(Task prompt)
Return the lines where the word "武汉大学" occurs.

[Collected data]
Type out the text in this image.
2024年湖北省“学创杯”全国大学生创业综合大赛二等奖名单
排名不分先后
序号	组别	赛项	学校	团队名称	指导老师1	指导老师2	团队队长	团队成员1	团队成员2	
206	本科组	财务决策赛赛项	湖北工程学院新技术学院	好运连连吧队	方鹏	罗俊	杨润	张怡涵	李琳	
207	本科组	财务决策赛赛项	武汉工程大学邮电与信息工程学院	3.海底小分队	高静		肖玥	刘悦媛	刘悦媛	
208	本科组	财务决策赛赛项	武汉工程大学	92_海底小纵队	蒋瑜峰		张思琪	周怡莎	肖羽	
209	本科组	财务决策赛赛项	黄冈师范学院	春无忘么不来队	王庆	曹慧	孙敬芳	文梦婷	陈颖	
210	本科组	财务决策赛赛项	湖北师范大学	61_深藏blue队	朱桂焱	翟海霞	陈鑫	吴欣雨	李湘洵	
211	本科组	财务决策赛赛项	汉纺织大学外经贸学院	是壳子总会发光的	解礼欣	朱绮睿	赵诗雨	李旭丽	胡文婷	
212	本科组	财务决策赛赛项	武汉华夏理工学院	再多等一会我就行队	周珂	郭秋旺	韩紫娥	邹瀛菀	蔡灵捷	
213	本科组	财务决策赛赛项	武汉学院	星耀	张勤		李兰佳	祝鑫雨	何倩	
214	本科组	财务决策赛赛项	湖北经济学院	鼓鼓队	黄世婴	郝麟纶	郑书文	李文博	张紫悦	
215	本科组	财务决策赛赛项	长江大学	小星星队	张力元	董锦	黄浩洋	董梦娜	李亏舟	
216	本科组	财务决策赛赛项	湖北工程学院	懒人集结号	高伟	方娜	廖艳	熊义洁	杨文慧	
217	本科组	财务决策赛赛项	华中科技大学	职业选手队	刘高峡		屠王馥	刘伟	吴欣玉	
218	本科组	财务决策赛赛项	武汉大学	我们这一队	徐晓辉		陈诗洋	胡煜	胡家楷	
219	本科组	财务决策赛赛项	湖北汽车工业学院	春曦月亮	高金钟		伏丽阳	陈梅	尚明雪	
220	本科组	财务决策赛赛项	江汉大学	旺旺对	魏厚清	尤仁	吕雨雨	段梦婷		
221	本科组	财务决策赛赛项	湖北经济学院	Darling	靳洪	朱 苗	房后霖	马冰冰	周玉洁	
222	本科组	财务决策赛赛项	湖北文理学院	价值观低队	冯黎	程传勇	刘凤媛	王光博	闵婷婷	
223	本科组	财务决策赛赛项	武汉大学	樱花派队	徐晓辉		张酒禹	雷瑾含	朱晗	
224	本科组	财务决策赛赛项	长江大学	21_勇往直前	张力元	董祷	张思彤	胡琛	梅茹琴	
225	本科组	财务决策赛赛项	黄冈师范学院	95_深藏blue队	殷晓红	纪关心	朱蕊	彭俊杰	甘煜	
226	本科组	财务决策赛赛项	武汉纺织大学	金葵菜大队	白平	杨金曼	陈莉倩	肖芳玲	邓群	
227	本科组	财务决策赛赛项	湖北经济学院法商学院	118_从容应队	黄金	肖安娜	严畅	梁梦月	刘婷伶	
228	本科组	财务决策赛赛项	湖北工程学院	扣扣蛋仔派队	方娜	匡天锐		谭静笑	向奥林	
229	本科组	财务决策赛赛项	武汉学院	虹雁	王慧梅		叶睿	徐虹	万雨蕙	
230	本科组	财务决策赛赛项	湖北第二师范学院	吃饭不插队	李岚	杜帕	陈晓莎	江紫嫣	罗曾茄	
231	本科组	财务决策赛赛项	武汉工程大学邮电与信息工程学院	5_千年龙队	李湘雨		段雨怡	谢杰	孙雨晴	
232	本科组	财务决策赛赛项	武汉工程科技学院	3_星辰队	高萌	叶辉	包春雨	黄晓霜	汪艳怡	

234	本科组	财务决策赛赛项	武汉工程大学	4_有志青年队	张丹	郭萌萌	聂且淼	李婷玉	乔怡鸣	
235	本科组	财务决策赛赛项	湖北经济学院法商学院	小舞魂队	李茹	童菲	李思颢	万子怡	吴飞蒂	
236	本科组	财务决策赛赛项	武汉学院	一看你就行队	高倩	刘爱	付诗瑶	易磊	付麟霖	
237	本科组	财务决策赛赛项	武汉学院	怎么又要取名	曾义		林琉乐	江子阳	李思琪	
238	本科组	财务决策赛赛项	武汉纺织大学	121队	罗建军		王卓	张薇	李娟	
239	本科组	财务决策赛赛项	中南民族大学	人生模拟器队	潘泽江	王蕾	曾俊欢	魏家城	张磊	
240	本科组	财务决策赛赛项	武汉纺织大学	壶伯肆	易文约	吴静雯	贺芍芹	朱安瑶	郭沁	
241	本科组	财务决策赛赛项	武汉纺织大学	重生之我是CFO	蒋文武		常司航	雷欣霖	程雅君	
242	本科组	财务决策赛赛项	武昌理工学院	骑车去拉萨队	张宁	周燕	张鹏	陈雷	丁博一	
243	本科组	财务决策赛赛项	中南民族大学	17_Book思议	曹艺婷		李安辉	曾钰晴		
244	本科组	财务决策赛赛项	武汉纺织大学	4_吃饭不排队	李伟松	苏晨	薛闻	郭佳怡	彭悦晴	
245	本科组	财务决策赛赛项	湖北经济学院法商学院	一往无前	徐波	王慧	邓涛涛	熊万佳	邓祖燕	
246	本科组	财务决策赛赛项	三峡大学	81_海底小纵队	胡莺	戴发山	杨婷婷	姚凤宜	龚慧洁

(Answer to the problem)
218	本科组	财务决策赛赛项	武汉大学	我们这一队	徐晓辉		陈诗洋	胡煜	胡家楷	
223	本科组	财务决策赛赛项	武汉大学	樱花派队	徐晓辉		张酒禹	雷瑾含	朱晗	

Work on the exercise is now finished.